Excerpts from a figure dataset:
-=-=-
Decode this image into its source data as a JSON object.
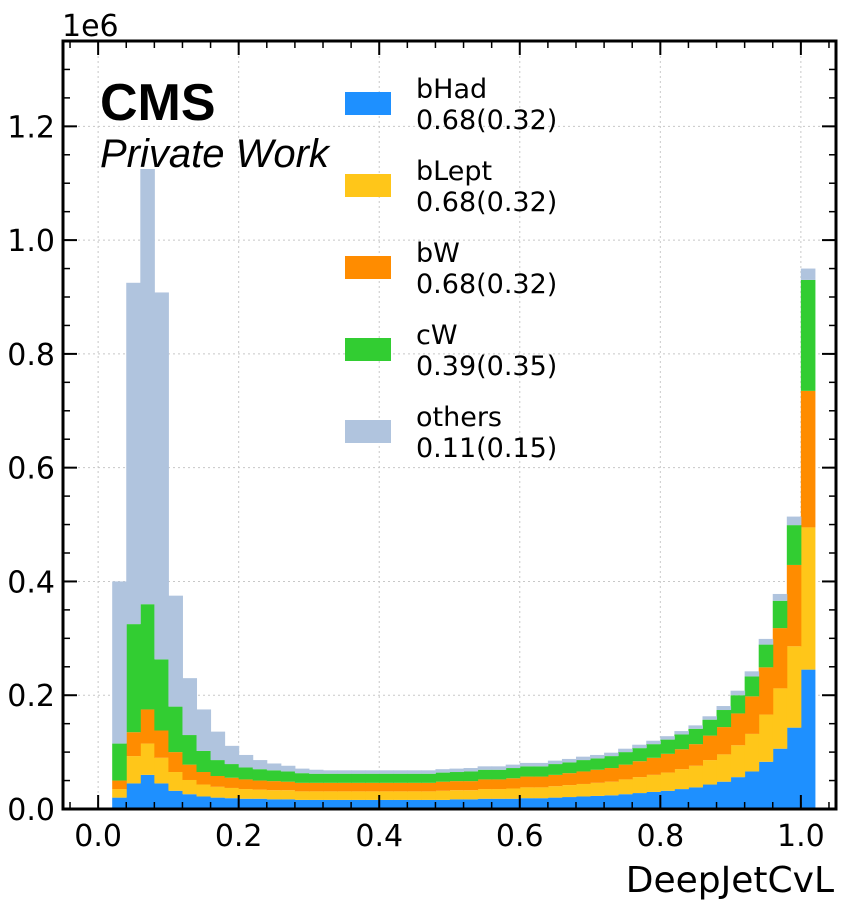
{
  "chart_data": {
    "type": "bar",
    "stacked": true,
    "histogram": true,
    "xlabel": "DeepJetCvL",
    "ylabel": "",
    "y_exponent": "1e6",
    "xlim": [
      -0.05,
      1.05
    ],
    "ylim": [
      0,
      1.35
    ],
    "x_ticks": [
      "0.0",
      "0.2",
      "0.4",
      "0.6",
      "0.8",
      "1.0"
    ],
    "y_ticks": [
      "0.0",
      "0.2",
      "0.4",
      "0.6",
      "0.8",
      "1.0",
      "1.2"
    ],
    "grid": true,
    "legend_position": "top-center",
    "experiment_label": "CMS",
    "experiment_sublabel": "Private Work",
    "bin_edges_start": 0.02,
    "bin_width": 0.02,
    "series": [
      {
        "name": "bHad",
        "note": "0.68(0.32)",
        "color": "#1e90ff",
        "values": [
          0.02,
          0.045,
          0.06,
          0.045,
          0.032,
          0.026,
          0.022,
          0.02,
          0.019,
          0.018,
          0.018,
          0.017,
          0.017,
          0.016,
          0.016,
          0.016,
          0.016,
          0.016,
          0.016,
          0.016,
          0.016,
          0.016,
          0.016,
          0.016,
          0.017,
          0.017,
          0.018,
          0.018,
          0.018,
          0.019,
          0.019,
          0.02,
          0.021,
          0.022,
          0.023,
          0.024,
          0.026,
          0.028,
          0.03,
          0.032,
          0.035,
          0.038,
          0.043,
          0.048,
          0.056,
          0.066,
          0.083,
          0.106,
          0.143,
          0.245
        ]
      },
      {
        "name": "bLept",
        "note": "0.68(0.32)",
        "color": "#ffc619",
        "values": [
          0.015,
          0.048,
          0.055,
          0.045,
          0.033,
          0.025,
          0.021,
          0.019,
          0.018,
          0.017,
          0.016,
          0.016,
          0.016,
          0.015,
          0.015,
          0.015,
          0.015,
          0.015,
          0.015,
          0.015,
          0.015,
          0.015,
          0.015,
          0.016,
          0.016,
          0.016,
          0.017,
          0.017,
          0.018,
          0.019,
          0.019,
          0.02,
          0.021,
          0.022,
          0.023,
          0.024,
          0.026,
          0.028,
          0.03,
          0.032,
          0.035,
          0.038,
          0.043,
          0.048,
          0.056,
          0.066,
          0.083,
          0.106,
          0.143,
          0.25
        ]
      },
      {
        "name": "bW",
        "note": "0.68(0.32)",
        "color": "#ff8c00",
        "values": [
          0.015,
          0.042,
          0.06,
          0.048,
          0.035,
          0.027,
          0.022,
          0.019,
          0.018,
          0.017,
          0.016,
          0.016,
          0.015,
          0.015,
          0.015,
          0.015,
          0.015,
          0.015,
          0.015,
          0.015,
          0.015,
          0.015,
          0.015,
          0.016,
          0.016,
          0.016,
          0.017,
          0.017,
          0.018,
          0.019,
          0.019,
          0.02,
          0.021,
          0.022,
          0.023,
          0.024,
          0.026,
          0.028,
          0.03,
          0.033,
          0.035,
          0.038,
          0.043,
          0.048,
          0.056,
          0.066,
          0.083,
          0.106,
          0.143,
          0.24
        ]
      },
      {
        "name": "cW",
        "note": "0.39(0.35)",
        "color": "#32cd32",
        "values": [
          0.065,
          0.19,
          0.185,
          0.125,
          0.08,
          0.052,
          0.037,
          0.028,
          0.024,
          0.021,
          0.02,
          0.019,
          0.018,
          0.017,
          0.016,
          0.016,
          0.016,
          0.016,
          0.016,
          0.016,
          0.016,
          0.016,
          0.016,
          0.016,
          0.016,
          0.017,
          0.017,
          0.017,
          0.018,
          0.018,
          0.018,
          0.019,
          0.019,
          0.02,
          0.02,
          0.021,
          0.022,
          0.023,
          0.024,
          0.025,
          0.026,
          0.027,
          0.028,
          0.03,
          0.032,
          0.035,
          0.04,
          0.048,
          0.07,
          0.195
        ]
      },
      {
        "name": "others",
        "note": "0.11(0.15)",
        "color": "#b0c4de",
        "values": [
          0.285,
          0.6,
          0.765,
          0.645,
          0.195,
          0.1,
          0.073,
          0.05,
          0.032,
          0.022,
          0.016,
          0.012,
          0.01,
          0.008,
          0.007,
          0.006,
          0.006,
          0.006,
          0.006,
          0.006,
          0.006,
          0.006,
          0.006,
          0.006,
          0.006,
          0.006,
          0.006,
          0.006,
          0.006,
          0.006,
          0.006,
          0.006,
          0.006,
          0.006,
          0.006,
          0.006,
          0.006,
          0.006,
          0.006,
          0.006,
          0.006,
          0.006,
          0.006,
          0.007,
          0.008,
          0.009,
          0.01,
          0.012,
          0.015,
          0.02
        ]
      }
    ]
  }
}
-=-=-
Task prompt: Copy all the data exactly as written, but skip any picture.

Reply to the exercise:
Decode this image into its source data as a JSON object.
{
  "chart_data": {
    "type": "bar",
    "stacked": true,
    "histogram": true,
    "xlabel": "DeepJetCvL",
    "ylabel": "",
    "y_exponent": "1e6",
    "xlim": [
      -0.05,
      1.05
    ],
    "ylim": [
      0,
      1.35
    ],
    "x_ticks": [
      "0.0",
      "0.2",
      "0.4",
      "0.6",
      "0.8",
      "1.0"
    ],
    "y_ticks": [
      "0.0",
      "0.2",
      "0.4",
      "0.6",
      "0.8",
      "1.0",
      "1.2"
    ],
    "grid": true,
    "legend_position": "top-center",
    "experiment_label": "CMS",
    "experiment_sublabel": "Private Work",
    "bin_edges_start": 0.02,
    "bin_width": 0.02,
    "series": [
      {
        "name": "bHad",
        "note": "0.68(0.32)",
        "color": "#1e90ff",
        "values": [
          0.02,
          0.045,
          0.06,
          0.045,
          0.032,
          0.026,
          0.022,
          0.02,
          0.019,
          0.018,
          0.018,
          0.017,
          0.017,
          0.016,
          0.016,
          0.016,
          0.016,
          0.016,
          0.016,
          0.016,
          0.016,
          0.016,
          0.016,
          0.016,
          0.017,
          0.017,
          0.018,
          0.018,
          0.018,
          0.019,
          0.019,
          0.02,
          0.021,
          0.022,
          0.023,
          0.024,
          0.026,
          0.028,
          0.03,
          0.032,
          0.035,
          0.038,
          0.043,
          0.048,
          0.056,
          0.066,
          0.083,
          0.106,
          0.143,
          0.245
        ]
      },
      {
        "name": "bLept",
        "note": "0.68(0.32)",
        "color": "#ffc619",
        "values": [
          0.015,
          0.048,
          0.055,
          0.045,
          0.033,
          0.025,
          0.021,
          0.019,
          0.018,
          0.017,
          0.016,
          0.016,
          0.016,
          0.015,
          0.015,
          0.015,
          0.015,
          0.015,
          0.015,
          0.015,
          0.015,
          0.015,
          0.015,
          0.016,
          0.016,
          0.016,
          0.017,
          0.017,
          0.018,
          0.019,
          0.019,
          0.02,
          0.021,
          0.022,
          0.023,
          0.024,
          0.026,
          0.028,
          0.03,
          0.032,
          0.035,
          0.038,
          0.043,
          0.048,
          0.056,
          0.066,
          0.083,
          0.106,
          0.143,
          0.25
        ]
      },
      {
        "name": "bW",
        "note": "0.68(0.32)",
        "color": "#ff8c00",
        "values": [
          0.015,
          0.042,
          0.06,
          0.048,
          0.035,
          0.027,
          0.022,
          0.019,
          0.018,
          0.017,
          0.016,
          0.016,
          0.015,
          0.015,
          0.015,
          0.015,
          0.015,
          0.015,
          0.015,
          0.015,
          0.015,
          0.015,
          0.015,
          0.016,
          0.016,
          0.016,
          0.017,
          0.017,
          0.018,
          0.019,
          0.019,
          0.02,
          0.021,
          0.022,
          0.023,
          0.024,
          0.026,
          0.028,
          0.03,
          0.033,
          0.035,
          0.038,
          0.043,
          0.048,
          0.056,
          0.066,
          0.083,
          0.106,
          0.143,
          0.24
        ]
      },
      {
        "name": "cW",
        "note": "0.39(0.35)",
        "color": "#32cd32",
        "values": [
          0.065,
          0.19,
          0.185,
          0.125,
          0.08,
          0.052,
          0.037,
          0.028,
          0.024,
          0.021,
          0.02,
          0.019,
          0.018,
          0.017,
          0.016,
          0.016,
          0.016,
          0.016,
          0.016,
          0.016,
          0.016,
          0.016,
          0.016,
          0.016,
          0.016,
          0.017,
          0.017,
          0.017,
          0.018,
          0.018,
          0.018,
          0.019,
          0.019,
          0.02,
          0.02,
          0.021,
          0.022,
          0.023,
          0.024,
          0.025,
          0.026,
          0.027,
          0.028,
          0.03,
          0.032,
          0.035,
          0.04,
          0.048,
          0.07,
          0.195
        ]
      },
      {
        "name": "others",
        "note": "0.11(0.15)",
        "color": "#b0c4de",
        "values": [
          0.285,
          0.6,
          0.765,
          0.645,
          0.195,
          0.1,
          0.073,
          0.05,
          0.032,
          0.022,
          0.016,
          0.012,
          0.01,
          0.008,
          0.007,
          0.006,
          0.006,
          0.006,
          0.006,
          0.006,
          0.006,
          0.006,
          0.006,
          0.006,
          0.006,
          0.006,
          0.006,
          0.006,
          0.006,
          0.006,
          0.006,
          0.006,
          0.006,
          0.006,
          0.006,
          0.006,
          0.006,
          0.006,
          0.006,
          0.006,
          0.006,
          0.006,
          0.006,
          0.007,
          0.008,
          0.009,
          0.01,
          0.012,
          0.015,
          0.02
        ]
      }
    ]
  }
}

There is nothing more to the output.